** start of Given data **

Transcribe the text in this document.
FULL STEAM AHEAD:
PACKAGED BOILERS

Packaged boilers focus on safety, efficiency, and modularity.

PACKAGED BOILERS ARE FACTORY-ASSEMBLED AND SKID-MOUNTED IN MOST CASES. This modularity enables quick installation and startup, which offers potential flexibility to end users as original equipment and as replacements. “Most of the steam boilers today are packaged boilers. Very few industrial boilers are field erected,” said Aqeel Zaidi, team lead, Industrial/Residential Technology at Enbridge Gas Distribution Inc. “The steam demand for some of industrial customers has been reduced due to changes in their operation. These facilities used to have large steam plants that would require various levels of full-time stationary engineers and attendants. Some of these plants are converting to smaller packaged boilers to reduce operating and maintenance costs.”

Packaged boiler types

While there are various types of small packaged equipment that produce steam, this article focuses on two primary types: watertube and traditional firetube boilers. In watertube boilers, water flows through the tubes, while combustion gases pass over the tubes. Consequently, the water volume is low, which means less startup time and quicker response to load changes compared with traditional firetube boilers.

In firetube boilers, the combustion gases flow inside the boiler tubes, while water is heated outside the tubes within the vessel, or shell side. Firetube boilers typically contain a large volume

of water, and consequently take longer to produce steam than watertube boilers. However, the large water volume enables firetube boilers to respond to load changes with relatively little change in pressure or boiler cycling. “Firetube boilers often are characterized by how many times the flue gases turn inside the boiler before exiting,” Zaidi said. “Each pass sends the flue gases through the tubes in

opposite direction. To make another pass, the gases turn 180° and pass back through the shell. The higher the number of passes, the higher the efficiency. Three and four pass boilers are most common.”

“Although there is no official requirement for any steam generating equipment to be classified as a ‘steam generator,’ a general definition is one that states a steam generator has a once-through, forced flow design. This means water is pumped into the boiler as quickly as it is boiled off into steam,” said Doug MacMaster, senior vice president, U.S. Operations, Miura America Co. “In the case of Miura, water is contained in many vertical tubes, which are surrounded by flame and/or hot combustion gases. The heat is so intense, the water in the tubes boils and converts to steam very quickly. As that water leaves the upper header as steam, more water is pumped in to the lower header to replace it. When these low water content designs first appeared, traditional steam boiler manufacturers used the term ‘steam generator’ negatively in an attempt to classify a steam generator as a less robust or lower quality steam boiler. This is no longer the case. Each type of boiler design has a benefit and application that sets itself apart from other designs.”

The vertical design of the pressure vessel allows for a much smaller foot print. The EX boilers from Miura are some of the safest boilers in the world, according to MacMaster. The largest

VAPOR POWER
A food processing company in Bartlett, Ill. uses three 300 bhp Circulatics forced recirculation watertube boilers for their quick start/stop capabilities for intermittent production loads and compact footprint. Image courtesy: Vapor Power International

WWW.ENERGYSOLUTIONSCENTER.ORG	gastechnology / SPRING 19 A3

** end of Given data **

# [Aim]
Write out the records shown above, exactly as they appear.

# [Answer for the task]
Transcribe the text in this document.
FULL STEAM AHEAD:
PACKAGED BOILERS

Packaged boilers focus on safety, efficiency, and modularity.

PACKAGED BOILERS ARE FACTORY-ASSEMBLED AND SKID-MOUNTED IN MOST CASES. This modularity enables quick installation and startup, which offers potential flexibility to end users as original equipment and as replacements. “Most of the steam boilers today are packaged boilers. Very few industrial boilers are field erected,” said Aqeel Zaidi, team lead, Industrial/Residential Technology at Enbridge Gas Distribution Inc. “The steam demand for some of industrial customers has been reduced due to changes in their operation. These facilities used to have large steam plants that would require various levels of full-time stationary engineers and attendants. Some of these plants are converting to smaller packaged boilers to reduce operating and maintenance costs.”

Packaged boiler types

While there are various types of small packaged equipment that produce steam, this article focuses on two primary types: watertube and traditional firetube boilers. In watertube boilers, water flows through the tubes, while combustion gases pass over the tubes. Consequently, the water volume is low, which means less startup time and quicker response to load changes compared with traditional firetube boilers.

In firetube boilers, the combustion gases flow inside the boiler tubes, while water is heated outside the tubes within the vessel, or shell side. Firetube boilers typically contain a large volume

of water, and consequently take longer to produce steam than watertube boilers. However, the large water volume enables firetube boilers to respond to load changes with relatively little change in pressure or boiler cycling. “Firetube boilers often are characterized by how many times the flue gases turn inside the boiler before exiting,” Zaidi said. “Each pass sends the flue gases through the tubes in

opposite direction. To make another pass, the gases turn 180° and pass back through the shell. The higher the number of passes, the higher the efficiency. Three and four pass boilers are most common.”

“Although there is no official requirement for any steam generating equipment to be classified as a ‘steam generator,’ a general definition is one that states a steam generator has a once-through, forced flow design. This means water is pumped into the boiler as quickly as it is boiled off into steam,” said Doug MacMaster, senior vice president, U.S. Operations, Miura America Co. “In the case of Miura, water is contained in many vertical tubes, which are surrounded by flame and/or hot combustion gases. The heat is so intense, the water in the tubes boils and converts to steam very quickly. As that water leaves the upper header as steam, more water is pumped in to the lower header to replace it. When these low water content designs first appeared, traditional steam boiler manufacturers used the term ‘steam generator’ negatively in an attempt to classify a steam generator as a less robust or lower quality steam boiler. This is no longer the case. Each type of boiler design has a benefit and application that sets itself apart from other designs.”

The vertical design of the pressure vessel allows for a much smaller foot print. The EX boilers from Miura are some of the safest boilers in the world, according to MacMaster. The largest

VAPOR POWER
A food processing company in Bartlett, Ill. uses three 300 bhp Circulatics forced recirculation watertube boilers for their quick start/stop capabilities for intermittent production loads and compact footprint. Image courtesy: Vapor Power International

WWW.ENERGYSOLUTIONSCENTER.ORG	gastechnology / SPRING 19 A3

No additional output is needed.